Pull out each line of the records holding the string "filter".

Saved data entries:
============================================================
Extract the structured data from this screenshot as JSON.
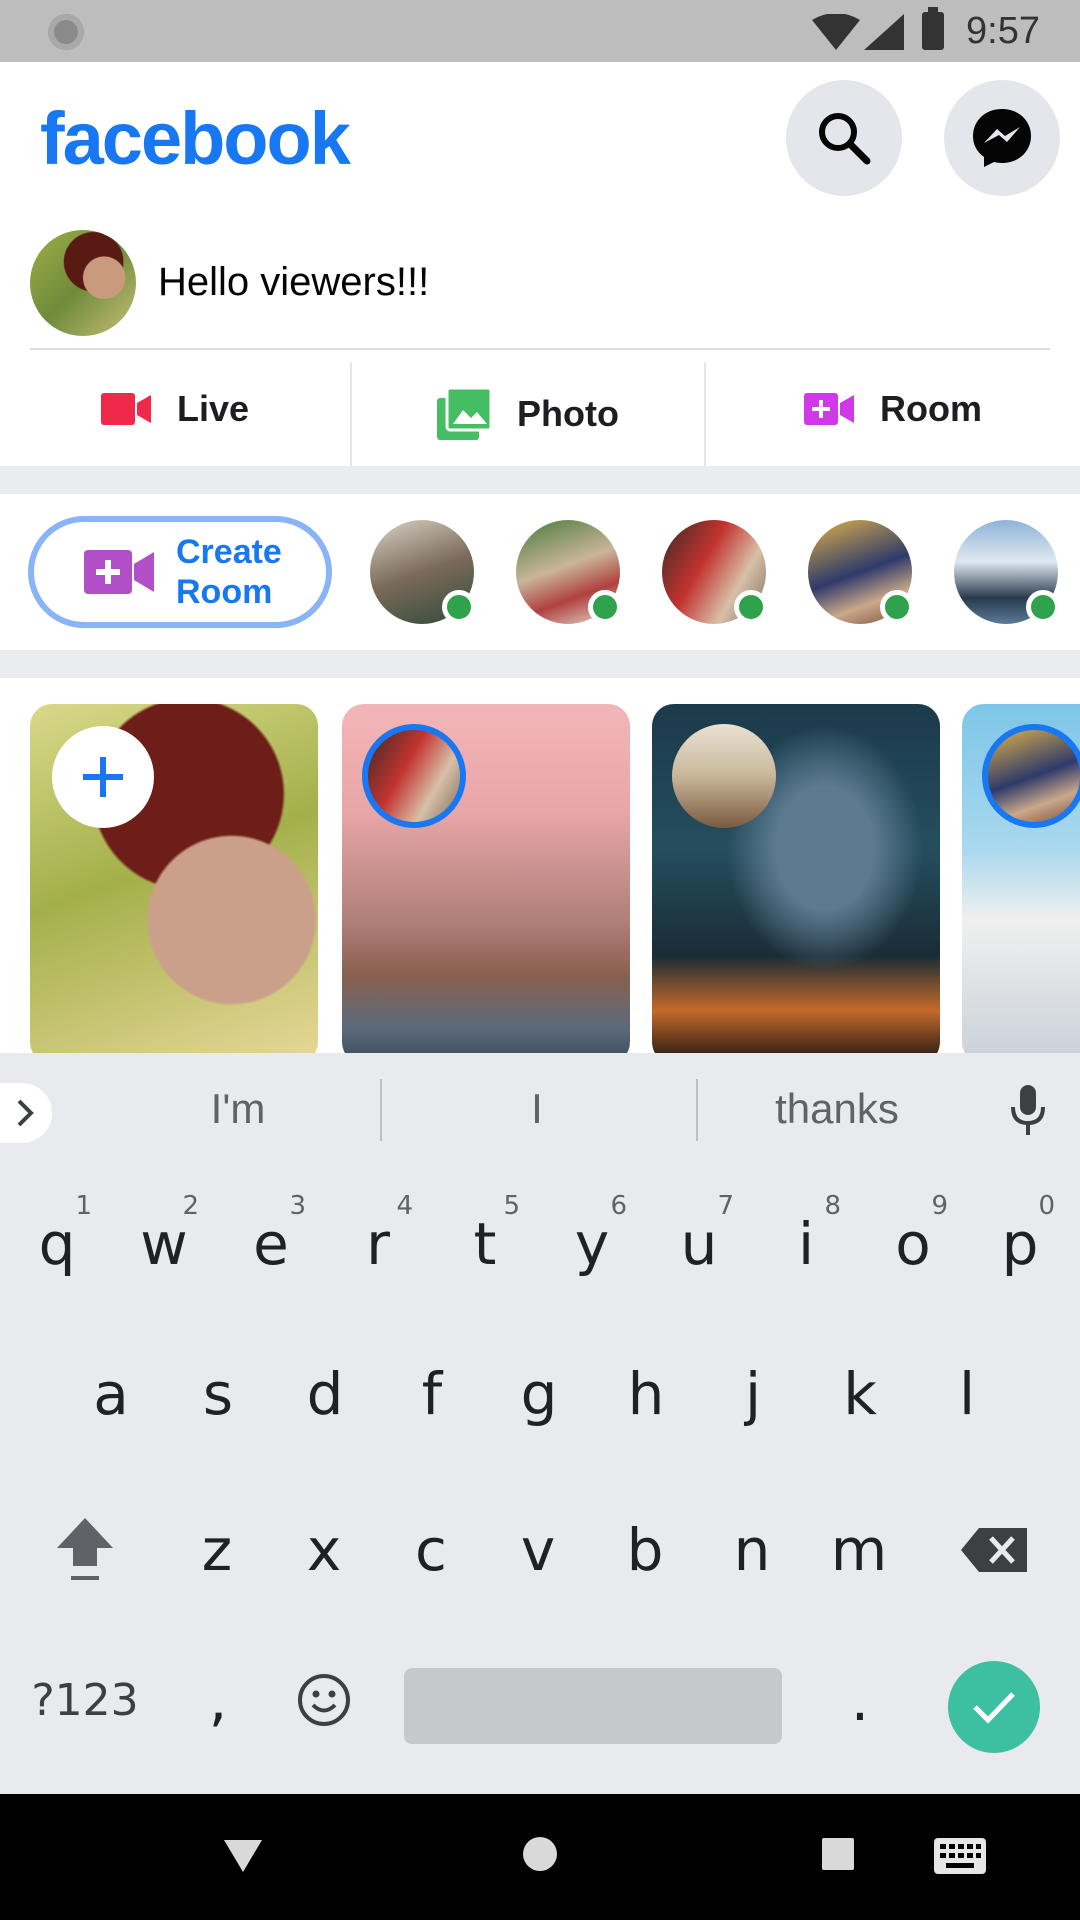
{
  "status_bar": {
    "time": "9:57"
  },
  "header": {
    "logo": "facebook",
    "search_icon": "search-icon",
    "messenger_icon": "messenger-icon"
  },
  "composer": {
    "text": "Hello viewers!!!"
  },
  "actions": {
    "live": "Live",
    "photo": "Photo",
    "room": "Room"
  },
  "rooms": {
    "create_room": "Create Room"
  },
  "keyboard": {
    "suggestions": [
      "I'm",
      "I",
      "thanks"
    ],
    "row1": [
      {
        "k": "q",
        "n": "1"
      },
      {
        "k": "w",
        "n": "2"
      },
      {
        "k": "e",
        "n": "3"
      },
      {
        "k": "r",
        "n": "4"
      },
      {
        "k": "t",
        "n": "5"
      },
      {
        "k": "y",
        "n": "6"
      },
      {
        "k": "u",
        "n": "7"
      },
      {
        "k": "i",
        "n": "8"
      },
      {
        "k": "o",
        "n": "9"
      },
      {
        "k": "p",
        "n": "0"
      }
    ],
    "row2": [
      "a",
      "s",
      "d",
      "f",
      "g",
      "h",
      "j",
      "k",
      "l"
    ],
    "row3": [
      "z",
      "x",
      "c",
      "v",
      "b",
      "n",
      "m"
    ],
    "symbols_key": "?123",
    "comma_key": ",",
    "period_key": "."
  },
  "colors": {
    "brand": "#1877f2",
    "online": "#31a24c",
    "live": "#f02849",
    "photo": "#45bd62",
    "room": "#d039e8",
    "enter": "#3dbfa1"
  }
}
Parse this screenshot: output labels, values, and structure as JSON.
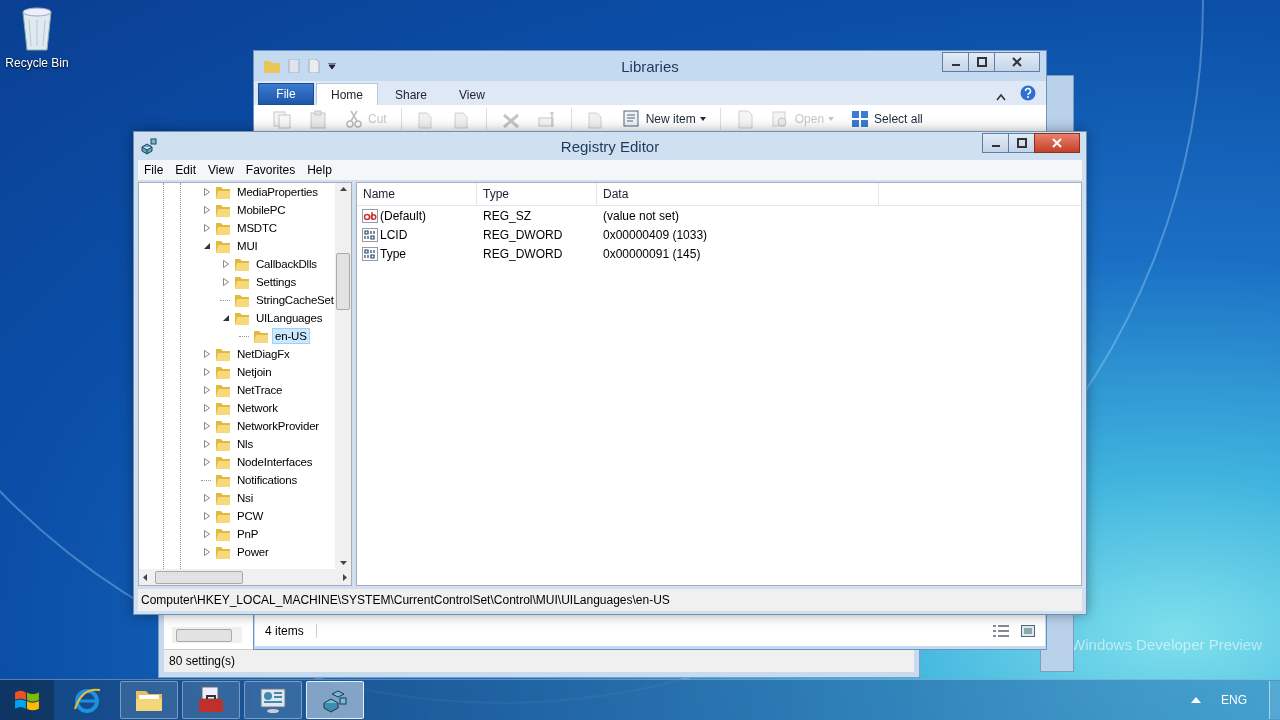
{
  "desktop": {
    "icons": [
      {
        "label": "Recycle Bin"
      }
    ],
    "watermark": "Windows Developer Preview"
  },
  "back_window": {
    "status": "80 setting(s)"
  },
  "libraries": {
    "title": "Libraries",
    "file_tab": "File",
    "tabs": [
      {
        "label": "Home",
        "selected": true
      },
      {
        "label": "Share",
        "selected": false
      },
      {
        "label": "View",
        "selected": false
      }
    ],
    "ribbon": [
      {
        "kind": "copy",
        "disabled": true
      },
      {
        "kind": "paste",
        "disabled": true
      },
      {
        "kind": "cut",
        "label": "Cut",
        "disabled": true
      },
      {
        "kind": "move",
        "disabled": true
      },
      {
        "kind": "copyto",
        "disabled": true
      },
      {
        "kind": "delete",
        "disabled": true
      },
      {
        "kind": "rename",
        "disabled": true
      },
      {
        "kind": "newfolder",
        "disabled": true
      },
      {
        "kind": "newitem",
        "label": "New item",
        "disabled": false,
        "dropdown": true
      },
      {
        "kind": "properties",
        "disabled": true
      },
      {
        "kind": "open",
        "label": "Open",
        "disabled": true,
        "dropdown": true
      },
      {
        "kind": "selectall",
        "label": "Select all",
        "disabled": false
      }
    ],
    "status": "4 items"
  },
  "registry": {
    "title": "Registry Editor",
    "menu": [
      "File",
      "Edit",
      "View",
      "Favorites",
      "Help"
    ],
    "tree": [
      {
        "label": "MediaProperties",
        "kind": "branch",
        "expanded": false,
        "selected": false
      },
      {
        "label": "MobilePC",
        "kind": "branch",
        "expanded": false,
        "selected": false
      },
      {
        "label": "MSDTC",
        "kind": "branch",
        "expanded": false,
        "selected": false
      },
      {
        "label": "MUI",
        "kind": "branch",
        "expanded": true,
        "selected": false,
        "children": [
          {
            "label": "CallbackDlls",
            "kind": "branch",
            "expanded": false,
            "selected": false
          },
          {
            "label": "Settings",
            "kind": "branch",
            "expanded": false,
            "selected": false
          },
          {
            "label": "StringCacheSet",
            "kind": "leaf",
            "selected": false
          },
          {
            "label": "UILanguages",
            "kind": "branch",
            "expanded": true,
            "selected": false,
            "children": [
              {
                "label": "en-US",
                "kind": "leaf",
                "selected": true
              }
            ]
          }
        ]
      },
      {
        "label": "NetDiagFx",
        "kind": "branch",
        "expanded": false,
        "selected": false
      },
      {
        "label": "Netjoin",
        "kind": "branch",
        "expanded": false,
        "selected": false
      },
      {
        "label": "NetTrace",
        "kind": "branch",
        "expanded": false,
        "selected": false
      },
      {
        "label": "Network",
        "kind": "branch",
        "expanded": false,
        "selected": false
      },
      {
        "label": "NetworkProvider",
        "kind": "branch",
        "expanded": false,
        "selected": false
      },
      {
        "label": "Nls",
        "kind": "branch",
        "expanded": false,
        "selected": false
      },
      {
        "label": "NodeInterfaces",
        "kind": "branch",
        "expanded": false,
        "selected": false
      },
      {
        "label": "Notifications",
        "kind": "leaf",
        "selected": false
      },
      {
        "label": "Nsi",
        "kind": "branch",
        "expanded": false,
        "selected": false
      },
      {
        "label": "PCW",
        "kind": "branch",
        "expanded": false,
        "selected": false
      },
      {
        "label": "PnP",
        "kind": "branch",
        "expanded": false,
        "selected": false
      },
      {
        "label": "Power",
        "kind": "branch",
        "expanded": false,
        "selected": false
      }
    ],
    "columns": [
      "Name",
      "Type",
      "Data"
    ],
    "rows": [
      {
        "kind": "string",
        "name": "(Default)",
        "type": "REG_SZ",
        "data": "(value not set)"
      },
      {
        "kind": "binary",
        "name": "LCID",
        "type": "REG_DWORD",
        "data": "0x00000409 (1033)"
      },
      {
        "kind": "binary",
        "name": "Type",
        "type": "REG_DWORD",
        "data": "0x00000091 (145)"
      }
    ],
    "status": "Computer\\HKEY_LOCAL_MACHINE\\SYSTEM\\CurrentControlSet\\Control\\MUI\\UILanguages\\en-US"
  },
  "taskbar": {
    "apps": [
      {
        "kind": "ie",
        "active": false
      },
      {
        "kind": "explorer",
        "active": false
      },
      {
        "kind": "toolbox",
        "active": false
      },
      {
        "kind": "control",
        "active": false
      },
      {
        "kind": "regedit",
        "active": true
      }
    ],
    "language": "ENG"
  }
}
============================================================
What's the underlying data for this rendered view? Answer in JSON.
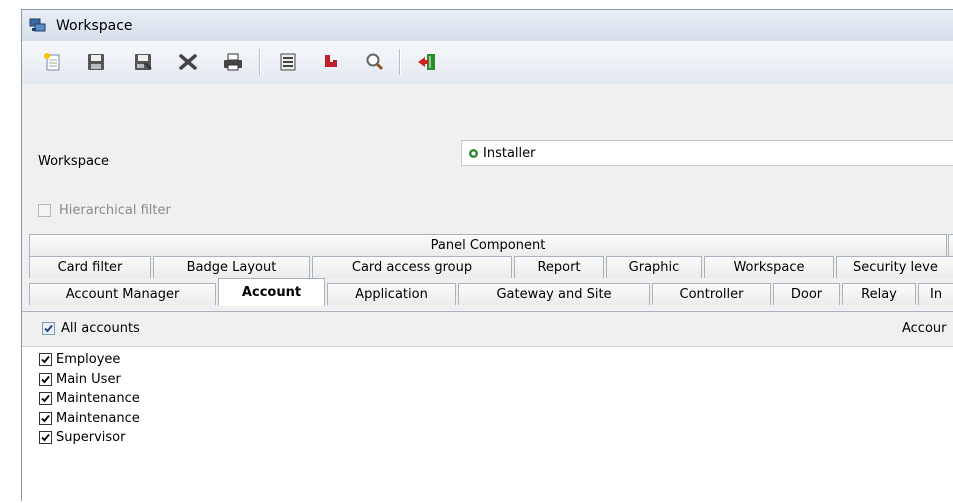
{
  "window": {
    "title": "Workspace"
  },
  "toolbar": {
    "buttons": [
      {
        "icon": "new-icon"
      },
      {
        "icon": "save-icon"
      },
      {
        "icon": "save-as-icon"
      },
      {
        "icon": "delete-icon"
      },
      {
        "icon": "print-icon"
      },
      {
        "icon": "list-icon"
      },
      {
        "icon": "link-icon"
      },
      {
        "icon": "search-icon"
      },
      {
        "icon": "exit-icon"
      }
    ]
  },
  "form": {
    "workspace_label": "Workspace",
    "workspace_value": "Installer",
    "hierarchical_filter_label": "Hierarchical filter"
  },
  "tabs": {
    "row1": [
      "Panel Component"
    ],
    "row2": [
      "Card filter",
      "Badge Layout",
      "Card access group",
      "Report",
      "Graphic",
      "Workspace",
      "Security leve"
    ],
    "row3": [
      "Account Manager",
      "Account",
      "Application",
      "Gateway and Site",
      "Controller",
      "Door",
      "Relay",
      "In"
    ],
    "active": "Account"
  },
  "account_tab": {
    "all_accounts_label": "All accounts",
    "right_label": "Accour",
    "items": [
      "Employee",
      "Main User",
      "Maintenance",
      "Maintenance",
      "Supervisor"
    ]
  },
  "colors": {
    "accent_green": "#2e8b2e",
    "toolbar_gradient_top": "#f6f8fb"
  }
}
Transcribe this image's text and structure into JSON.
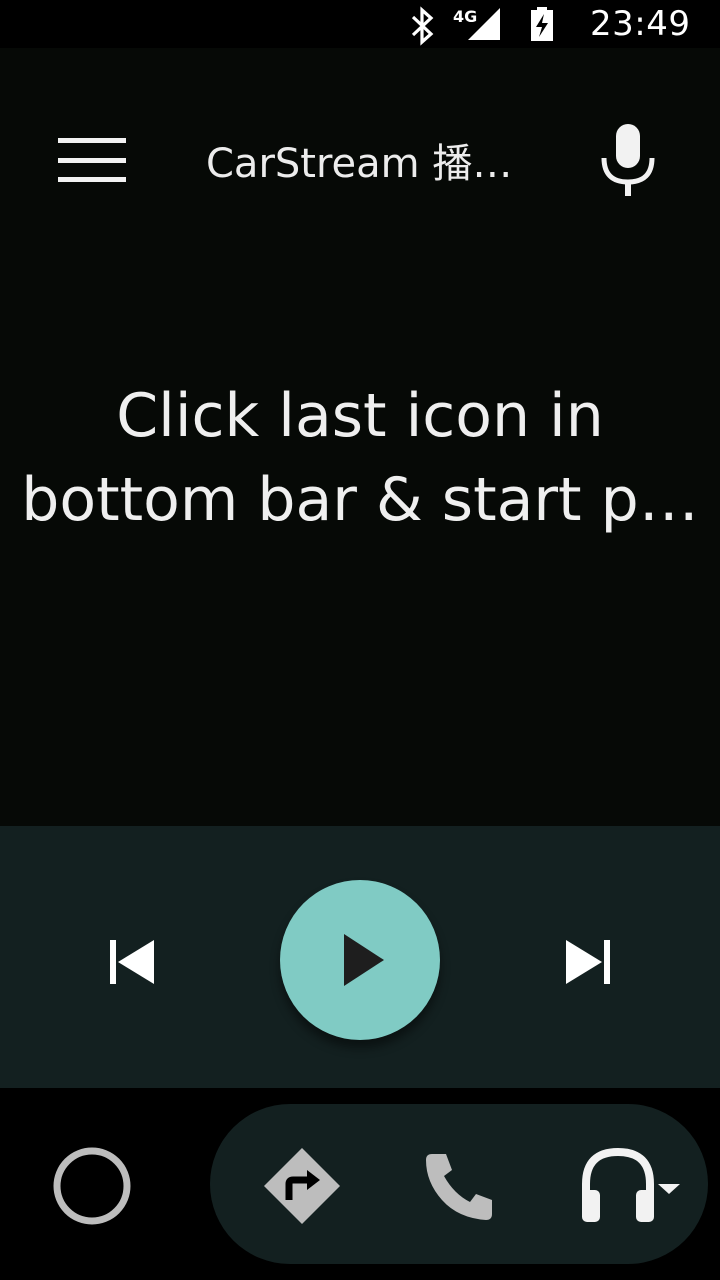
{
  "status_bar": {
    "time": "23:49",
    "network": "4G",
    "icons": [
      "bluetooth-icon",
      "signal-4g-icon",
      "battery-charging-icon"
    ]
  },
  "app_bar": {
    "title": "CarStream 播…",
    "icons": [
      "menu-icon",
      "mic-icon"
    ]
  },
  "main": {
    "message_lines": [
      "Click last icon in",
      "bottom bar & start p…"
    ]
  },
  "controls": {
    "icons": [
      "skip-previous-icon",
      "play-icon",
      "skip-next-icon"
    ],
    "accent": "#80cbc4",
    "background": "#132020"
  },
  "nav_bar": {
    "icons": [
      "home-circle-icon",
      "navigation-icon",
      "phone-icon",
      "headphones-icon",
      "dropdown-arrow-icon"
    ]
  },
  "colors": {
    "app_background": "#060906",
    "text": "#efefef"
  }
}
============================================================
Final result:
    "hierarchical_filter_label": "Hierarchical filter"
      "Card filter",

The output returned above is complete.